THE EXERCISE –
Wherever the word "text" turns up in a line of the entries, copy that line.

Records contained in a dataset:
--------------------

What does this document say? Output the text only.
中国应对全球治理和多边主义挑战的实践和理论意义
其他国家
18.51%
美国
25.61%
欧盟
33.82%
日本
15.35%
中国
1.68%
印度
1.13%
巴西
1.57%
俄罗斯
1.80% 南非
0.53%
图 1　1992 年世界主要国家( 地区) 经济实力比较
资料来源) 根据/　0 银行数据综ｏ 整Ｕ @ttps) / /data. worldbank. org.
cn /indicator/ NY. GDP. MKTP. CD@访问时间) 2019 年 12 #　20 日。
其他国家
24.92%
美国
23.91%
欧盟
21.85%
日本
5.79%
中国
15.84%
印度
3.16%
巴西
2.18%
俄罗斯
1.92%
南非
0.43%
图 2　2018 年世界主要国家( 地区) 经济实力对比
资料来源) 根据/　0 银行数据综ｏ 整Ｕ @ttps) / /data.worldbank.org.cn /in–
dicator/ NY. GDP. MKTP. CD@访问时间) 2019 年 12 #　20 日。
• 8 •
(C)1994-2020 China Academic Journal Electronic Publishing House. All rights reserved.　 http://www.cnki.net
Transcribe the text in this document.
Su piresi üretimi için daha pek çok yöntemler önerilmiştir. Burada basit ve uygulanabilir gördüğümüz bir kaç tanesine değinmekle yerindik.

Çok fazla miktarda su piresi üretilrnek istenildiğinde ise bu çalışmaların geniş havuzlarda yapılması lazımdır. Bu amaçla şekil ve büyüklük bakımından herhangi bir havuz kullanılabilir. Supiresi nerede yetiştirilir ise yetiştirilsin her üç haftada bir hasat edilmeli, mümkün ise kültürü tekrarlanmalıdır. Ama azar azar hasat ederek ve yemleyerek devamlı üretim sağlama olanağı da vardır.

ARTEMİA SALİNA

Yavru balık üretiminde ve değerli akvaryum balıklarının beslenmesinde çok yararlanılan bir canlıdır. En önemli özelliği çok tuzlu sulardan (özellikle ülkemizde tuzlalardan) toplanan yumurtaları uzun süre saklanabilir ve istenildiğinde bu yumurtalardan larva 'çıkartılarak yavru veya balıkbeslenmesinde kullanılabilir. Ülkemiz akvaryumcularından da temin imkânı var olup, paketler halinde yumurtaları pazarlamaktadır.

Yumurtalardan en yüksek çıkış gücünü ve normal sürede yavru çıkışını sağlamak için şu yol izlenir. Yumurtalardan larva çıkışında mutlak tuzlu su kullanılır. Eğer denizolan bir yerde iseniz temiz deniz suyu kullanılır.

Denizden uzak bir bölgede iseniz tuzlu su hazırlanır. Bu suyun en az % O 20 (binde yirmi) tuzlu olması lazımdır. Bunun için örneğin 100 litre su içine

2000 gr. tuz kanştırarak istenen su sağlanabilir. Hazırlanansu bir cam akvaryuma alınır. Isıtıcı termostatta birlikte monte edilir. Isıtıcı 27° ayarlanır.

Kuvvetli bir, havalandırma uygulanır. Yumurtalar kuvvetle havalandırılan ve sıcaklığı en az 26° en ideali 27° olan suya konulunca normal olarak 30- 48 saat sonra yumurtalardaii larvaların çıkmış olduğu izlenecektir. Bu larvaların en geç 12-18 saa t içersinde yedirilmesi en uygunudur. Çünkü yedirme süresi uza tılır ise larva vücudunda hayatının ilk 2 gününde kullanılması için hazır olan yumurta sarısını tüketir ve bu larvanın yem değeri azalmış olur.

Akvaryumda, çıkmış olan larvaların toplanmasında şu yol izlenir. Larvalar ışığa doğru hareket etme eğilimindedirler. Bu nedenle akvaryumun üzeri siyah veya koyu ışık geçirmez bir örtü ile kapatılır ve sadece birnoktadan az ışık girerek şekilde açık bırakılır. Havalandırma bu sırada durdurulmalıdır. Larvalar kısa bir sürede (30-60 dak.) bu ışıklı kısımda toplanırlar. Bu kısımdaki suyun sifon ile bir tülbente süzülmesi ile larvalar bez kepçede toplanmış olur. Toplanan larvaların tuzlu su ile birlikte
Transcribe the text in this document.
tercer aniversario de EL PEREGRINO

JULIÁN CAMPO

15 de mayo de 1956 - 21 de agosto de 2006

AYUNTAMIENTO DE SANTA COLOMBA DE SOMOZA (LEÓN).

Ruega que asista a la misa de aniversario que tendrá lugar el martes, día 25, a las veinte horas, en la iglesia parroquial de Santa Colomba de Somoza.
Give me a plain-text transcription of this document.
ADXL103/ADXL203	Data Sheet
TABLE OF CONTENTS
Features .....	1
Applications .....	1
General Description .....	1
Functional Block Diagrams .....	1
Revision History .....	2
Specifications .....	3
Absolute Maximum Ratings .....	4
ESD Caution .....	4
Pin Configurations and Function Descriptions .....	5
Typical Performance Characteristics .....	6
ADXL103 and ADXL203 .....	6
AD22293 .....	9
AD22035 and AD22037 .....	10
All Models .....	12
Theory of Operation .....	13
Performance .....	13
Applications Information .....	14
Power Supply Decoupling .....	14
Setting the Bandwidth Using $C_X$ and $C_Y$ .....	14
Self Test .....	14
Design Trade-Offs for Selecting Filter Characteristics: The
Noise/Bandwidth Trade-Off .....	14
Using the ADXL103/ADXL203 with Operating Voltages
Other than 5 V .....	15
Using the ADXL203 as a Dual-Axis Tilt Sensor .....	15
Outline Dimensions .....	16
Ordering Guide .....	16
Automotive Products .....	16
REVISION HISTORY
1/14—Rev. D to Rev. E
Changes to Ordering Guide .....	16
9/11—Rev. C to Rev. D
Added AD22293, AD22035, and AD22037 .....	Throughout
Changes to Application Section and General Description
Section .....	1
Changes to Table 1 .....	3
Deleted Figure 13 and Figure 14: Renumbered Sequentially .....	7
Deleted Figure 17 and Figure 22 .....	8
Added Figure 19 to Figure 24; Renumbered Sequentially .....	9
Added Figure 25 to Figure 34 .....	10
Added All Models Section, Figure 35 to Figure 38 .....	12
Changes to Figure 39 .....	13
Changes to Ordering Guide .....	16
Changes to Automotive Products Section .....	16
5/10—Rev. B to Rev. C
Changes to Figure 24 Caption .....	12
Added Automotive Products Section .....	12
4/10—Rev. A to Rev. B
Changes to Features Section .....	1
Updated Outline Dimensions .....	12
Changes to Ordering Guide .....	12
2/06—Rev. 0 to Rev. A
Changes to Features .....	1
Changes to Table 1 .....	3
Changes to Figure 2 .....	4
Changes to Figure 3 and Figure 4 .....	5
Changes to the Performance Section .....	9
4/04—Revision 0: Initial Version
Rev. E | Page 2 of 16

--------------------

WORKED SOLUTION –
What does this document say? Output the text only.
Transcribe the text in this document.
Transcribe the text in this document.
Give me a plain-text transcription of this document.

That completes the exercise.